→ What is required: Pick out each line of the records in which the word "this" appears.

→ Provided information:

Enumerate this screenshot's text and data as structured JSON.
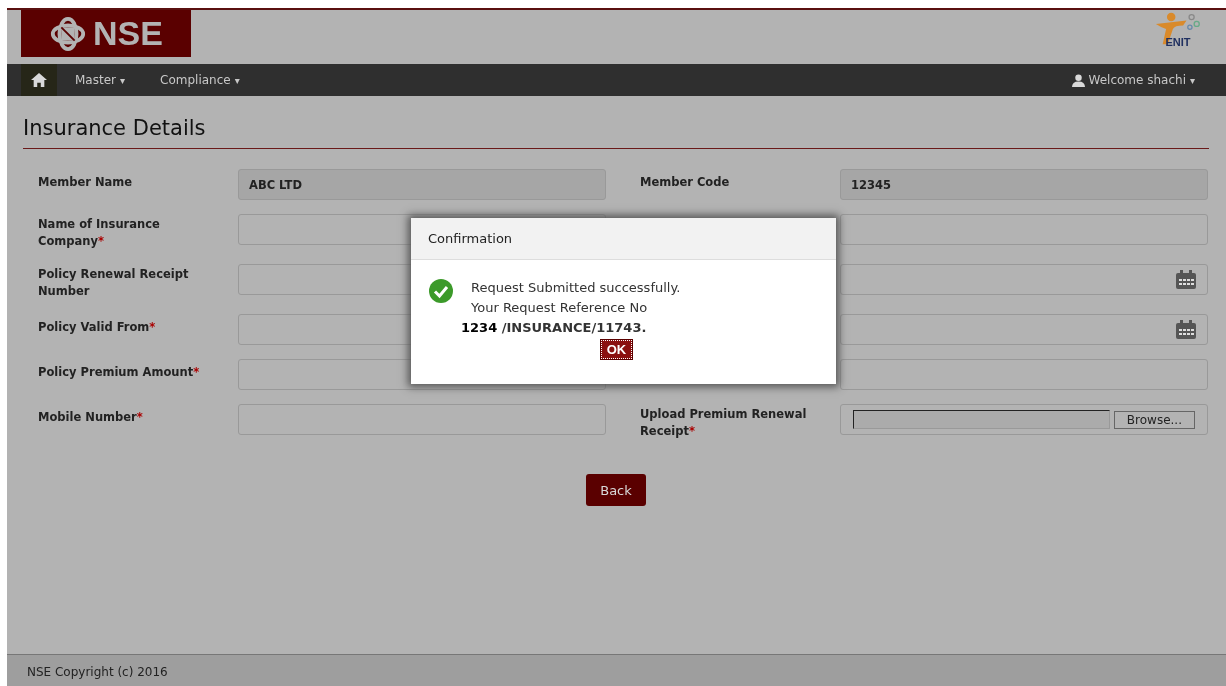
{
  "header": {
    "logo_text": "NSE",
    "partner_logo_text": "ENIT"
  },
  "nav": {
    "items": [
      {
        "label": "Master",
        "caret": "▾"
      },
      {
        "label": "Compliance",
        "caret": "▾"
      }
    ],
    "user": {
      "label": "Welcome shachi",
      "caret": "▾"
    }
  },
  "page_title": "Insurance Details",
  "rows": [
    [
      {
        "kind": "text",
        "label": "Member Name",
        "readonly": true,
        "value": "ABC LTD"
      },
      {
        "kind": "text",
        "label": "Member Code",
        "readonly": true,
        "value": "12345"
      }
    ],
    [
      {
        "kind": "text",
        "label": "Name of Insurance Company",
        "required_mark": "*",
        "readonly": false
      },
      {
        "kind": "text",
        "readonly": false
      }
    ],
    [
      {
        "kind": "text",
        "label": "Policy Renewal Receipt Number",
        "readonly": false
      },
      {
        "kind": "date"
      }
    ],
    [
      {
        "kind": "text",
        "label": "Policy Valid From",
        "required_mark": "*",
        "readonly": false
      },
      {
        "kind": "date"
      }
    ],
    [
      {
        "kind": "text",
        "label": "Policy Premium Amount",
        "required_mark": "*",
        "readonly": false
      },
      {
        "kind": "text",
        "readonly": false
      }
    ],
    [
      {
        "kind": "text",
        "label": "Mobile Number",
        "required_mark": "*",
        "readonly": false
      },
      {
        "kind": "file",
        "label": "Upload Premium Renewal Receipt",
        "required_mark": "*",
        "button": "Browse..."
      }
    ]
  ],
  "back_button": "Back",
  "dialog": {
    "title": "Confirmation",
    "lines": [
      "Request Submitted successfully.",
      "Your Request Reference No"
    ],
    "reference_number": "1234",
    "reference_suffix": "/INSURANCE/11743.",
    "ok_button": "OK"
  },
  "footer": "NSE Copyright (c) 2016"
}
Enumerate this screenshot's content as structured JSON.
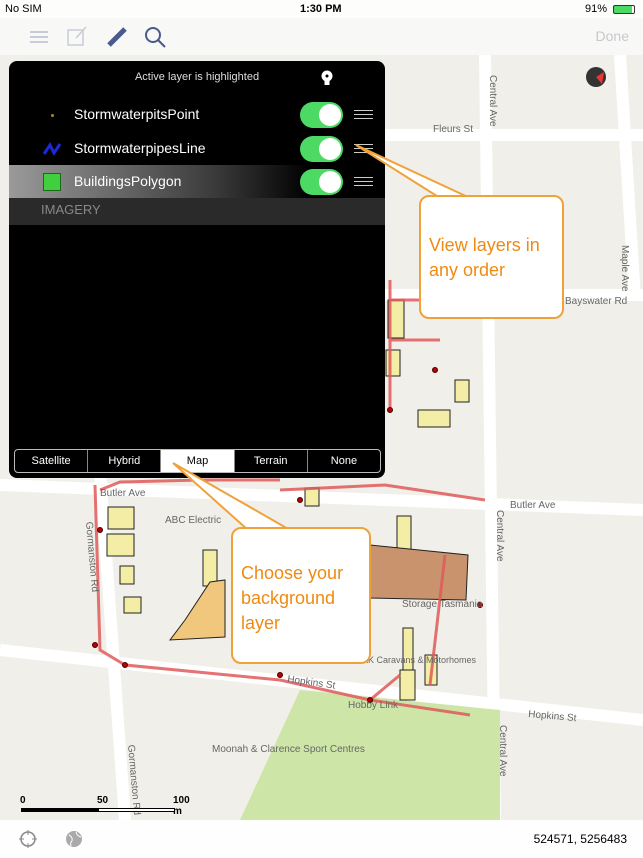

→ Reply:
Enumerate this screenshot's text and data as structured JSON.
Enumerate this screenshot's content as structured JSON.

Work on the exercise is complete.